Porta Nuova is named after the Napoleonic gate which was erected in 1810 from a design by Giuseppe Zanoia.

In the 1990s Milan, a former heavy-industry powerhouse, was filled with about 6 million square metres of industrial wastelands and unused railroad tracks; transforming such places following the example set by London and other post-industrial cities had become a primary objective for the municipal administration.

The Porta Nuova business district project was born in 1997 in collaboration with American real estate developer Gerald D. Hines and his partners, Micheal Topham and Riccardo Catella; the new district took fourteen years to develop and has been built on a large area of central Milan affected by decades of urban decay, after a series of failed development plans in the 1970s.

++++++

▶ [WORK ORDER 1]: According to the Porta Nuova text, who designed the Napoleonic gate that gives the area its name?
▶ [WORK ORDER 2]: Please print the part of the Porta Nuova text starting at "In the 1990s" and ending at "in the 1970s.".
The records come from an unrelated source.

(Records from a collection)
++++++

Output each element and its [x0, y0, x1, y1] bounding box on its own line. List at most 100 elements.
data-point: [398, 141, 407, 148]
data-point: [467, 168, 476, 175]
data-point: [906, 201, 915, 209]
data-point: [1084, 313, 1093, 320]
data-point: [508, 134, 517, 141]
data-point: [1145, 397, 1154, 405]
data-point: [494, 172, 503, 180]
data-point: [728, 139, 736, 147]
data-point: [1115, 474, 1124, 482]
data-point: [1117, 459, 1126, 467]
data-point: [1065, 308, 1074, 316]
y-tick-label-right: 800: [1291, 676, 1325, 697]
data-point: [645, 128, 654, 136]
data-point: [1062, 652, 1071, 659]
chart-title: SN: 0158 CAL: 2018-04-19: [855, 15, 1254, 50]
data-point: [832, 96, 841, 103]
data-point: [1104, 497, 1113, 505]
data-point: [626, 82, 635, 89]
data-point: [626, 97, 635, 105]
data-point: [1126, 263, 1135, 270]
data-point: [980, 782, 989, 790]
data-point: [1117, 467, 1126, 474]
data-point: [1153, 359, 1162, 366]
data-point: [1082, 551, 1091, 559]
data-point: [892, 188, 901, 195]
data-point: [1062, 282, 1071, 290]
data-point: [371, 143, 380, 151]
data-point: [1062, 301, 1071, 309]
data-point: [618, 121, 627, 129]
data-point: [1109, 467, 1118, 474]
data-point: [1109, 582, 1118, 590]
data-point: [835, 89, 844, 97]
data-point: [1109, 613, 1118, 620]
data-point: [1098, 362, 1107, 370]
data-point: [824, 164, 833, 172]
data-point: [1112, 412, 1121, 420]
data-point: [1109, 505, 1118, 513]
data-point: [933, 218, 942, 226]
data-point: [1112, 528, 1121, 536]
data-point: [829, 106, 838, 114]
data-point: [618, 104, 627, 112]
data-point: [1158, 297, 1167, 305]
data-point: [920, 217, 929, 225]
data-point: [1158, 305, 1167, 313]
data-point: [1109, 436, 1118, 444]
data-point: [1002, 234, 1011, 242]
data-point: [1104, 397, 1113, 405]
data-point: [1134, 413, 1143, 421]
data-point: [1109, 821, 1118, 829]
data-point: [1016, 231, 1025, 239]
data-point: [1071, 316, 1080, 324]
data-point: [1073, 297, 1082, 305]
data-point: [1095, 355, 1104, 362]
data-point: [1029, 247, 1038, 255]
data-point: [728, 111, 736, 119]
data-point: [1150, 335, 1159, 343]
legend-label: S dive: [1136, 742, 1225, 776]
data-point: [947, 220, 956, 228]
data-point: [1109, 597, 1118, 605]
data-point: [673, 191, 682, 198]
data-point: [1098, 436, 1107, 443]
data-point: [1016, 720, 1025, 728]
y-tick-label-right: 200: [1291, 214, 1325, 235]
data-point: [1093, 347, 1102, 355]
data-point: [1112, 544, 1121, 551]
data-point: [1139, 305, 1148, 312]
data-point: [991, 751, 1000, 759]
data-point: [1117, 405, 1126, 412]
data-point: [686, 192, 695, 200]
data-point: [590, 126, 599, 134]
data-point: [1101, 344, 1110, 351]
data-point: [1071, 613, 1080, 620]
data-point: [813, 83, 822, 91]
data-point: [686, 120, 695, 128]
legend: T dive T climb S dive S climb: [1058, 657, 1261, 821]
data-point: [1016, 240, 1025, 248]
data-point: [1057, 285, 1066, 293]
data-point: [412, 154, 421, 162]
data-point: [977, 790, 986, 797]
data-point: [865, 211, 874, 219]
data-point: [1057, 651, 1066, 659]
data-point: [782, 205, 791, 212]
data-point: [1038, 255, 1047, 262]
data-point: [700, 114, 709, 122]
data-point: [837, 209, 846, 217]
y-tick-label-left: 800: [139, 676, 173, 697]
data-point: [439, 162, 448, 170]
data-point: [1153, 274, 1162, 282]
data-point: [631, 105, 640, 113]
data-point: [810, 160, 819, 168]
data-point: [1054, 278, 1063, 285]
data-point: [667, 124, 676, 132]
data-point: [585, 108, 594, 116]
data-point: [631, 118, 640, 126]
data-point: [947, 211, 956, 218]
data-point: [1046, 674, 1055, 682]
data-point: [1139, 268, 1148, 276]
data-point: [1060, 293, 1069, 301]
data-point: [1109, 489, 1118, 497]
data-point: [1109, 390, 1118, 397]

++++++

▶ [EXERCISE ANSWER 1]: Giuseppe Zanoia

▶ [EXERCISE ANSWER 2]:
In the 1990s Milan, a former heavy-industry powerhouse, was filled with about 6 million square metres of industrial wastelands and unused railroad tracks; transforming such places following the example set by London and other post-industrial cities had become a primary objective for the municipal administration.

The Porta Nuova business district project was born in 1997 in collaboration with American real estate developer Gerald D. Hines and his partners, Micheal Topham and Riccardo Catella; the new district took fourteen years to develop and has been built on a large area of central Milan affected by decades of urban decay, after a series of failed development plans in the 1970s.